━━━ Document passage ━━━
I recall Senator Specter’s frustration when he was Chairman with a Republican Majority at the end of the last Congress, and Republican holds prevented the confirmation of 14 district court nominations.  Democrats on the Judiciary Committee had worked hard to expedite the nominations at the end of the last Congress.  At the time, Senator Specter noted the serious impact that judicial vacancies can have on the Federal judiciary.  That is why, in stark contrast to Republicans who increased vacancies during President Clinton’s tenure in anticipation of a Republican president, the Democratic Senate majority has worked steadily and steadfastly to lower vacancies and make progress.

 

Last year, the Senate confirmed 40 judicial nominees.  That topped the total achieved in any of the three preceding years under Republican leadership.  It was also more judges than were confirmed in 1996, 1997, 1999, or 2000, when a Republican-led Senate was considering President Clinton’s nominations.  Indeed, in the almost three years that I have chaired the Committee, the Senate has confirmed 149 of President Bush’s lifetime appointments to our Federal courts.  That compares favorably to the total of 158 confirmations during the more than four years that Republicans led the Committee during this Republican presidency.
━━━
Exercises to complete.
a: Answer these questions using the passage on judicial confirmations:
(i) How many district court nominations did Republican holds keep from being confirmed at the end of the last Congress?
(ii) How many judicial nominees did the Senate confirm last year?
(iii) How many confirmations took place during the more than four years that Republicans led the Committee under this presidency?
b: The passage on judicial confirmations names several years in which a Republican-led Senate confirmed fewer judges than were confirmed last year. List those years.
c: Write the next part of the passage on judicial confirmations, picking up after its final sentence.
━━━ Study material ━━━
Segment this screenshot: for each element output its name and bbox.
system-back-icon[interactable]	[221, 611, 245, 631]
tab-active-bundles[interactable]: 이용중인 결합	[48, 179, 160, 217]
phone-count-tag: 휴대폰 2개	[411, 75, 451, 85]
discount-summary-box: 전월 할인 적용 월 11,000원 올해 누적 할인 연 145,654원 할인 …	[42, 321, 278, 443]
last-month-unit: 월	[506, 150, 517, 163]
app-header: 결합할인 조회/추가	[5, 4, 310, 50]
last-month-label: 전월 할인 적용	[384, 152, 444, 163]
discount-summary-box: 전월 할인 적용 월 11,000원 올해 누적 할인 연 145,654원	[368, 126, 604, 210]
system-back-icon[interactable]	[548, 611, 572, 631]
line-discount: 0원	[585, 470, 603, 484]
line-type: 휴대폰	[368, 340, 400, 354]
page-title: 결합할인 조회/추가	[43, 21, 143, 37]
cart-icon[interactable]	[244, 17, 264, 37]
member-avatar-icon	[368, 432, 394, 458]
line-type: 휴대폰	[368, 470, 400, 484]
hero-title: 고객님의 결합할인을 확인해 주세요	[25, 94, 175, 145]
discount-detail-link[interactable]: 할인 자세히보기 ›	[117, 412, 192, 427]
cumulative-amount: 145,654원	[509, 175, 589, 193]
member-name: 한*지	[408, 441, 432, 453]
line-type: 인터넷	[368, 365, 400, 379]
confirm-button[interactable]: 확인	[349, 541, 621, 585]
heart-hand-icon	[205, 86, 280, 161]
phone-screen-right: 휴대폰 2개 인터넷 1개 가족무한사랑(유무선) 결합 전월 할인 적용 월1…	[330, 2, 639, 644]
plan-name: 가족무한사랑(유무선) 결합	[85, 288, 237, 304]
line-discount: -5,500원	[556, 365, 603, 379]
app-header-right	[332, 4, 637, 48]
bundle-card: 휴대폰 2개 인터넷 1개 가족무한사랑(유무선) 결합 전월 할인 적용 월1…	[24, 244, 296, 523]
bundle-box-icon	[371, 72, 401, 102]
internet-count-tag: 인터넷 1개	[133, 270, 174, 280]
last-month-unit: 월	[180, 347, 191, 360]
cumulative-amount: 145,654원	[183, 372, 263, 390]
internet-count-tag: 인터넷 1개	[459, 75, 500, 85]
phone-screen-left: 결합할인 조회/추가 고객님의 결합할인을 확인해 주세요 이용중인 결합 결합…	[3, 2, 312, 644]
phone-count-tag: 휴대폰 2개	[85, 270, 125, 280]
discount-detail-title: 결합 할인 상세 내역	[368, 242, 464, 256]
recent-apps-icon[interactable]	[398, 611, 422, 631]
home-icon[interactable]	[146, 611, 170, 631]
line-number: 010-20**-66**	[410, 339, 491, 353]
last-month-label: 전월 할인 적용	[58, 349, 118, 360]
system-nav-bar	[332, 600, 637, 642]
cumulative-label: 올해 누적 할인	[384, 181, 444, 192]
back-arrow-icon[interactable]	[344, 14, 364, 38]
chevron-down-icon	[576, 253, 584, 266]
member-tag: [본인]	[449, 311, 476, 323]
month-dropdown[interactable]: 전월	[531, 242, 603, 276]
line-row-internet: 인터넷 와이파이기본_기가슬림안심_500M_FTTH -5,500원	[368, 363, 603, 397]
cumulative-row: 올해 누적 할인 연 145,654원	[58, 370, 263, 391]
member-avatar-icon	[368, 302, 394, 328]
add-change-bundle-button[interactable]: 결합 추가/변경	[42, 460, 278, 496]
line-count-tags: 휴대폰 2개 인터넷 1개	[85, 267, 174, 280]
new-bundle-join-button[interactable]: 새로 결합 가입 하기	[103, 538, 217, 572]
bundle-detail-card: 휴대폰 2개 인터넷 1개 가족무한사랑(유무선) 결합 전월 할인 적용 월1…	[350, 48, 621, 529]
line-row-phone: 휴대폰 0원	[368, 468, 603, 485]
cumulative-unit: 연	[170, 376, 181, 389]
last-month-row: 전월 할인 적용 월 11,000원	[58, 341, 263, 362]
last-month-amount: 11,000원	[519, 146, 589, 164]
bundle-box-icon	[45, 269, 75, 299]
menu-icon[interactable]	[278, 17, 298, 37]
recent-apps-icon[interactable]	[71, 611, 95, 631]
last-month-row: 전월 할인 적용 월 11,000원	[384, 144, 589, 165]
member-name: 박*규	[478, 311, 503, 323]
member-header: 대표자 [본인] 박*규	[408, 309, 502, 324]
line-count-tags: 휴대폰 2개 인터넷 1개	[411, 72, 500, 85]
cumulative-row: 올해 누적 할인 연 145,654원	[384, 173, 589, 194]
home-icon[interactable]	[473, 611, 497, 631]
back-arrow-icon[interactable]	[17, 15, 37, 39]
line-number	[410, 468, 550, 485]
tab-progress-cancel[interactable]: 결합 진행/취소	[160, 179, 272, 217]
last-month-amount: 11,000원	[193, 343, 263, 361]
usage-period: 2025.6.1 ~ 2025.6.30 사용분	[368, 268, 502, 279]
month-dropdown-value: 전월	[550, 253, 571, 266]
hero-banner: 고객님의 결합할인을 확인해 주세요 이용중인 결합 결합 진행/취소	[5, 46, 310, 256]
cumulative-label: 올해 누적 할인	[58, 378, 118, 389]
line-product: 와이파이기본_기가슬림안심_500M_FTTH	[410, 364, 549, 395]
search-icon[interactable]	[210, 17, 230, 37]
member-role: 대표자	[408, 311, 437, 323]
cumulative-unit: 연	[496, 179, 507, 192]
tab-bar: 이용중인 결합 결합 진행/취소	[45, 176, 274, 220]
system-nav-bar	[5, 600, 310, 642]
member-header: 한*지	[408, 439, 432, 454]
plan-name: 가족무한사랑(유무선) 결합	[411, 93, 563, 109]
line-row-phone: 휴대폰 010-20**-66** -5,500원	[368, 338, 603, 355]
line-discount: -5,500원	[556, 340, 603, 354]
━━━
Responses by task.
a:
(i) 14
(ii) 40
(iii) 158

b: 1996, 1997, 1999, 2000

c:
Although Senate Republicans suggest otherwise, we continue to make progress on judicial nominations.  On June 1, 2000, when a Republican Senate majority was considering the judicial nominees of a Democratic President in a presidential election year, there were 66 judicial vacancies.  Twenty were circuit court vacancies, and 46 were district court vacancies.  Those vacancies were the result of years of Republican pocket filibusters of judicial nominations.  Today, there are just 44 total vacancies.  If we can continue to make progress this month, the current vacancies could be reduced to fewer than 40, with only nine circuit court vacancies.

 

When Republicans were busy pocket filibustering Clinton nominees, Federal judicial vacancies grew to more than 100, with more than 30 circuit vacancies, and it has been the Democratic Senate majority that worked hard to reduce these vacancies, first when I became Chairman in the summer of 2001, and again in this Congress.  We have gone from more than 110 vacancies to less than 45.  With respect to Federal circuit court vacancies, we have reversed course from the days during which the Republican Senate majority more than doubled circuit vacancies.  Circuit vacancies have not been this low since 1996, when the Republican tactics to slow judicial confirmations began in earnest. 

 

Disputes over a handful of controversial judicial nominations have wasted valuable time that could be spent on the real priorities of every American.  I have sought, instead, to make progress where we can.  The result is the significant reduction in judicial vacancies.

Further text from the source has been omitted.